** Exercise objective **
Extract every line where the string "Görsel" appears.

** Records to process **

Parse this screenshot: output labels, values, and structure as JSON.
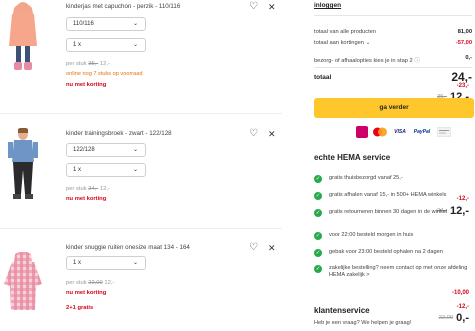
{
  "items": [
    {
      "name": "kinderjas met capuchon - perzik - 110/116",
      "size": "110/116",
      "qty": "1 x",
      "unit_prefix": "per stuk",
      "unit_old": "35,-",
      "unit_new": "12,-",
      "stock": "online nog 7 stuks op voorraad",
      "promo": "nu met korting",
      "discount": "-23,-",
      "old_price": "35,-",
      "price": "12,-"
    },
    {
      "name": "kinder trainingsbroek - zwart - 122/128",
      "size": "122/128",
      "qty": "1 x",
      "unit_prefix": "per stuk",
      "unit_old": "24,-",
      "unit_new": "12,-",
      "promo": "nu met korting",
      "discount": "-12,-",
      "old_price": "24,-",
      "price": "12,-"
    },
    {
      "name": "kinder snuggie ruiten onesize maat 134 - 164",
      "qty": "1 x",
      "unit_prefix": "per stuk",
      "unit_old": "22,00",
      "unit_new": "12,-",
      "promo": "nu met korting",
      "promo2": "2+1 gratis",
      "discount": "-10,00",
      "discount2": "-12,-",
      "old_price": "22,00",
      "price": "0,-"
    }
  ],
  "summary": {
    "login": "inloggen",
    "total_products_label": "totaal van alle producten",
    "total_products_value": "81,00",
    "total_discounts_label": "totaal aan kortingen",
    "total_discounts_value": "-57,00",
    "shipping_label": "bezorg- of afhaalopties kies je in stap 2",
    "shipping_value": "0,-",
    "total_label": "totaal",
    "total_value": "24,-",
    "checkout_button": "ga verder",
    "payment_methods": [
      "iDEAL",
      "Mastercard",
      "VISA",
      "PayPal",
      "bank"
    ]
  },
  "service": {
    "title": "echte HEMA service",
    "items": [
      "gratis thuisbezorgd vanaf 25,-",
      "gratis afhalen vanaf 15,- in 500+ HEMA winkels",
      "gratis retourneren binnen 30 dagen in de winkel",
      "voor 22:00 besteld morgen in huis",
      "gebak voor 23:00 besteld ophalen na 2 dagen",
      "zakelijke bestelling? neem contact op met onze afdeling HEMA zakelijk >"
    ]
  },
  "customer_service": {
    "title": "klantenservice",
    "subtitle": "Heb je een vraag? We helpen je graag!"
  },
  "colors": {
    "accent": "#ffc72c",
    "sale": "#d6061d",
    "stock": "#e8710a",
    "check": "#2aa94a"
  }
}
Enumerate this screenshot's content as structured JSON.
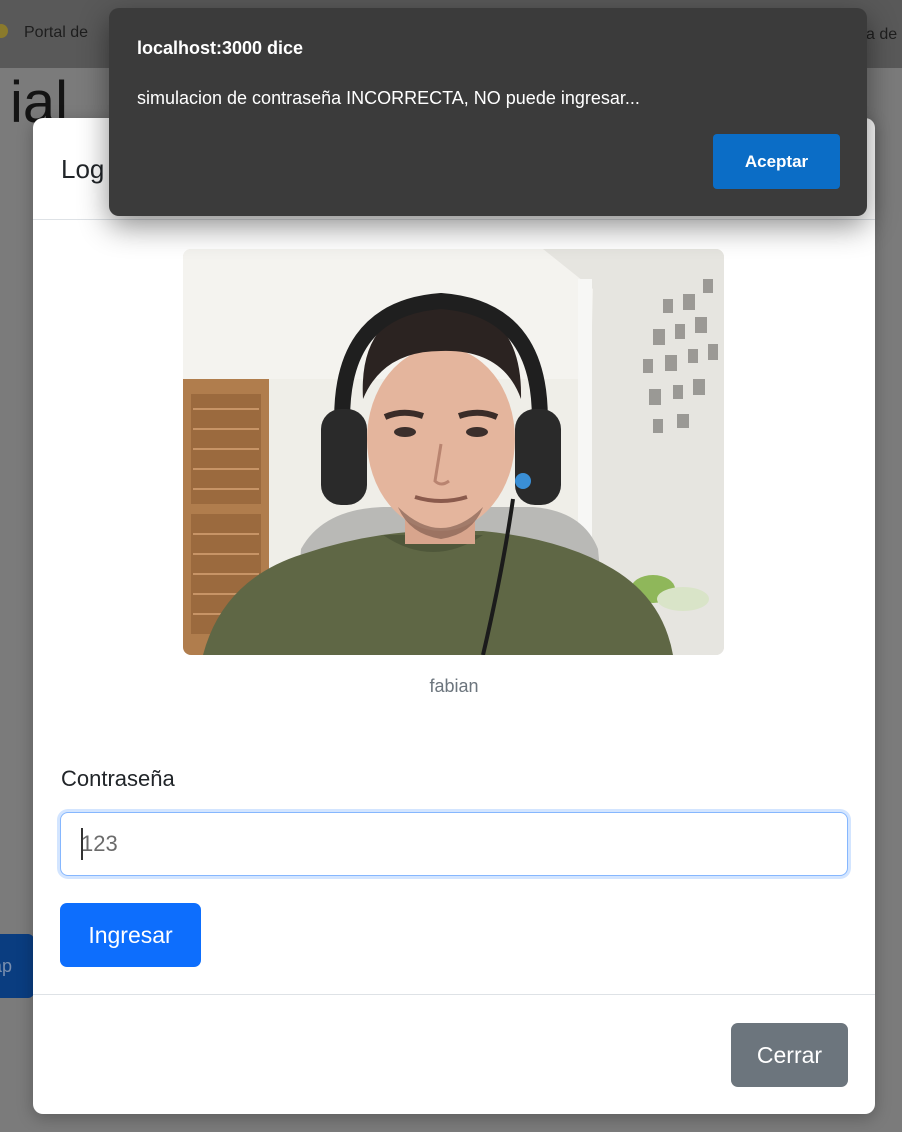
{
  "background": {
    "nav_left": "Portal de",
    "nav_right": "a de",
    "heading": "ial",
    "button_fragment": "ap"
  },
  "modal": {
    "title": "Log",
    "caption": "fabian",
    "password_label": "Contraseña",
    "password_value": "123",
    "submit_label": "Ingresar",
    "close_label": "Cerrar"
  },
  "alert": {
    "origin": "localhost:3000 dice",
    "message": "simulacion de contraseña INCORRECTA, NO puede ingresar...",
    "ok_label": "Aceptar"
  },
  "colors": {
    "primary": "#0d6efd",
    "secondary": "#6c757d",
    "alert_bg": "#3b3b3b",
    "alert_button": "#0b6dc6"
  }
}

--

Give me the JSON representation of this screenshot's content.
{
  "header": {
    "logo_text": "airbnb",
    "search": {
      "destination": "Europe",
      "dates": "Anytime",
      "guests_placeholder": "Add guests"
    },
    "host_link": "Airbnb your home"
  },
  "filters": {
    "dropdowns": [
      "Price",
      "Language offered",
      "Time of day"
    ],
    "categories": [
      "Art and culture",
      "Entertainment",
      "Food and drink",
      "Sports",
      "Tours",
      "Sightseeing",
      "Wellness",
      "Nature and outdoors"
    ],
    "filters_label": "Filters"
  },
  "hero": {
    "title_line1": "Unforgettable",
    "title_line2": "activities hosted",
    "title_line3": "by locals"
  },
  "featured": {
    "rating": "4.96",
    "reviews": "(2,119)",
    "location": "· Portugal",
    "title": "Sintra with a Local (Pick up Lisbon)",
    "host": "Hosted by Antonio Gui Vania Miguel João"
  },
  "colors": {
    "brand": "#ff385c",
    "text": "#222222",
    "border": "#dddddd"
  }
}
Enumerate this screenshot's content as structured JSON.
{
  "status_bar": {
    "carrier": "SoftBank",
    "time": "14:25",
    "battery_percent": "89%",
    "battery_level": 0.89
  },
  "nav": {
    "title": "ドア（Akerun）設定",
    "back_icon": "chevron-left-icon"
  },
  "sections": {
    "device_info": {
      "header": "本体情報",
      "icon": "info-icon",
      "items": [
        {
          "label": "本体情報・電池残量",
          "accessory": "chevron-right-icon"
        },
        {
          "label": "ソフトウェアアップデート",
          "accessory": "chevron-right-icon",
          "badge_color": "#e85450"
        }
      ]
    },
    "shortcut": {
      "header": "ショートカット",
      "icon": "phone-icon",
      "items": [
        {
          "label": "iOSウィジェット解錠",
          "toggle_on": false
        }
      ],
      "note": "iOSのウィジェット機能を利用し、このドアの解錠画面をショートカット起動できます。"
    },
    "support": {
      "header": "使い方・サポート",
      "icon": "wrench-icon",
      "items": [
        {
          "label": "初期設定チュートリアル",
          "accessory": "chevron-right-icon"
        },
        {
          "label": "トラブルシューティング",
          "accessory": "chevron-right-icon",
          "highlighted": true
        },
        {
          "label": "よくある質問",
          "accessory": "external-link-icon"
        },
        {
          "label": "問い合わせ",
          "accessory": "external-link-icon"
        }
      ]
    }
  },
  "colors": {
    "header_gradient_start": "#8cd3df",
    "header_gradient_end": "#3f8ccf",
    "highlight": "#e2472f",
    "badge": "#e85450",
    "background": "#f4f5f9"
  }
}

--

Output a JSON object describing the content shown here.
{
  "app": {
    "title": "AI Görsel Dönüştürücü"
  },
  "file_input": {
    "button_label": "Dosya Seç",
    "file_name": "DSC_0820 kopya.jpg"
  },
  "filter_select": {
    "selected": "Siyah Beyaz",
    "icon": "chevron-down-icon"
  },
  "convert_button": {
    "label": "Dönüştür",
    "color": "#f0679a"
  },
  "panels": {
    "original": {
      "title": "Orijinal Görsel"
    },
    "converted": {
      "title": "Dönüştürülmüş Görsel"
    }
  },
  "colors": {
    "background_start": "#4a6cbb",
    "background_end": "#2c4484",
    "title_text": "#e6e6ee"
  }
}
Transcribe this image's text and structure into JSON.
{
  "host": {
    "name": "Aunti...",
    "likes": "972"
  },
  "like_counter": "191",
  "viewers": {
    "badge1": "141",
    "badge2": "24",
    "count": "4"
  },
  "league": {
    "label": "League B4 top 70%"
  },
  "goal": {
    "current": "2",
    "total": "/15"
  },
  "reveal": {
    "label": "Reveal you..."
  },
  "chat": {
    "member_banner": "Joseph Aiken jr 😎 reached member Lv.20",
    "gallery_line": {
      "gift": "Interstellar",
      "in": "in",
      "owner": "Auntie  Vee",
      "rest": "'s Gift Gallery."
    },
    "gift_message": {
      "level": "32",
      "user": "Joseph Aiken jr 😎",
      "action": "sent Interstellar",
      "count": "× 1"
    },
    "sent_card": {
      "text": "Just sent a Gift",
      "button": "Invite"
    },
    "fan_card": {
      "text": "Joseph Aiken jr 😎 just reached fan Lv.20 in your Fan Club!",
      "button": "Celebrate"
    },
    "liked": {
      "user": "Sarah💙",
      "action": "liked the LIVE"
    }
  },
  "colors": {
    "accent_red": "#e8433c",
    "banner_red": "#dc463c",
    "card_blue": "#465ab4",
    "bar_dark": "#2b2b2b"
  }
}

** Output of the task **
    "title": "AI Görsel Dönüştürücü"
      "title": "Orijinal Görsel"
      "title": "Dönüştürülmüş Görsel"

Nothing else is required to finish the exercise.